— BEGIN Listing —
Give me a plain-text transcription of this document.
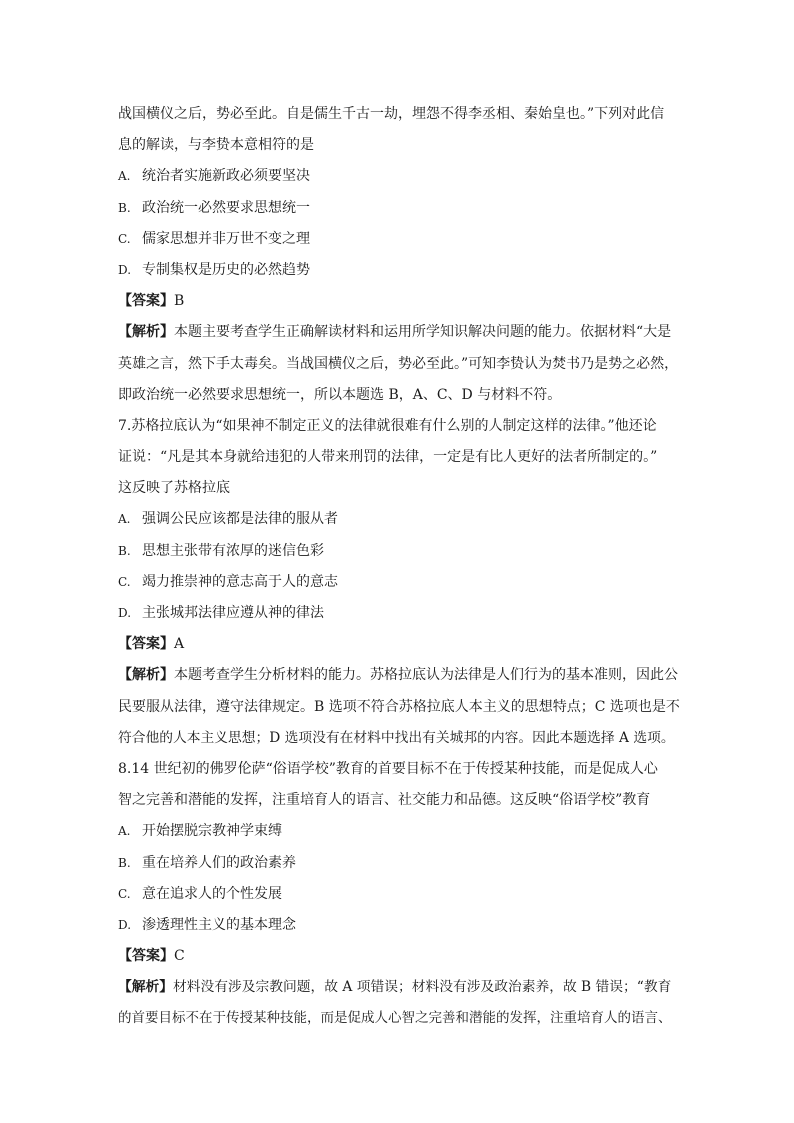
战国横仪之后，势必至此。自是儒生千古一劫，埋怨不得李丞相、秦始皇也。”下列对此信
息的解读，与李贽本意相符的是
A. 统治者实施新政必须要坚决
B. 政治统一必然要求思想统一
C. 儒家思想并非万世不变之理
D. 专制集权是历史的必然趋势
【答案】B
【解析】本题主要考查学生正确解读材料和运用所学知识解决问题的能力。依据材料“大是
英雄之言，然下手太毒矣。当战国横仪之后，势必至此。”可知李贽认为焚书乃是势之必然，
即政治统一必然要求思想统一，所以本题选 B，A、C、D 与材料不符。
7.苏格拉底认为“如果神不制定正义的法律就很难有什么别的人制定这样的法律。”他还论
证说：“凡是其本身就给违犯的人带来刑罚的法律，一定是有比人更好的法者所制定的。”
这反映了苏格拉底
A. 强调公民应该都是法律的服从者
B. 思想主张带有浓厚的迷信色彩
C. 竭力推崇神的意志高于人的意志
D. 主张城邦法律应遵从神的律法
【答案】A
【解析】本题考查学生分析材料的能力。苏格拉底认为法律是人们行为的基本准则，因此公
民要服从法律，遵守法律规定。B 选项不符合苏格拉底人本主义的思想特点；C 选项也是不
符合他的人本主义思想；D 选项没有在材料中找出有关城邦的内容。因此本题选择 A 选项。
8.14 世纪初的佛罗伦萨“俗语学校”教育的首要目标不在于传授某种技能，而是促成人心
智之完善和潜能的发挥，注重培育人的语言、社交能力和品德。这反映“俗语学校”教育
A. 开始摆脱宗教神学束缚
B. 重在培养人们的政治素养
C. 意在追求人的个性发展
D. 渗透理性主义的基本理念
【答案】C
【解析】材料没有涉及宗教问题，故 A 项错误；材料没有涉及政治素养，故 B 错误；“教育
的首要目标不在于传授某种技能，而是促成人心智之完善和潜能的发挥，注重培育人的语言、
— END Listing —
:: Given task ::
Reproduce the material above verbatim; omit every picture.

:: Exercise answer ::
Give me a plain-text transcription of this document.
战国横仪之后，势必至此。自是儒生千古一劫，埋怨不得李丞相、秦始皇也。”下列对此信
息的解读，与李贽本意相符的是
A. 统治者实施新政必须要坚决
B. 政治统一必然要求思想统一
C. 儒家思想并非万世不变之理
D. 专制集权是历史的必然趋势
【答案】B
【解析】本题主要考查学生正确解读材料和运用所学知识解决问题的能力。依据材料“大是
英雄之言，然下手太毒矣。当战国横仪之后，势必至此。”可知李贽认为焚书乃是势之必然，
即政治统一必然要求思想统一，所以本题选 B，A、C、D 与材料不符。
7.苏格拉底认为“如果神不制定正义的法律就很难有什么别的人制定这样的法律。”他还论
证说：“凡是其本身就给违犯的人带来刑罚的法律，一定是有比人更好的法者所制定的。”
这反映了苏格拉底
A. 强调公民应该都是法律的服从者
B. 思想主张带有浓厚的迷信色彩
C. 竭力推崇神的意志高于人的意志
D. 主张城邦法律应遵从神的律法
【答案】A
【解析】本题考查学生分析材料的能力。苏格拉底认为法律是人们行为的基本准则，因此公
民要服从法律，遵守法律规定。B 选项不符合苏格拉底人本主义的思想特点；C 选项也是不
符合他的人本主义思想；D 选项没有在材料中找出有关城邦的内容。因此本题选择 A 选项。
8.14 世纪初的佛罗伦萨“俗语学校”教育的首要目标不在于传授某种技能，而是促成人心
智之完善和潜能的发挥，注重培育人的语言、社交能力和品德。这反映“俗语学校”教育
A. 开始摆脱宗教神学束缚
B. 重在培养人们的政治素养
C. 意在追求人的个性发展
D. 渗透理性主义的基本理念
【答案】C
【解析】材料没有涉及宗教问题，故 A 项错误；材料没有涉及政治素养，故 B 错误；“教育
的首要目标不在于传授某种技能，而是促成人心智之完善和潜能的发挥，注重培育人的语言、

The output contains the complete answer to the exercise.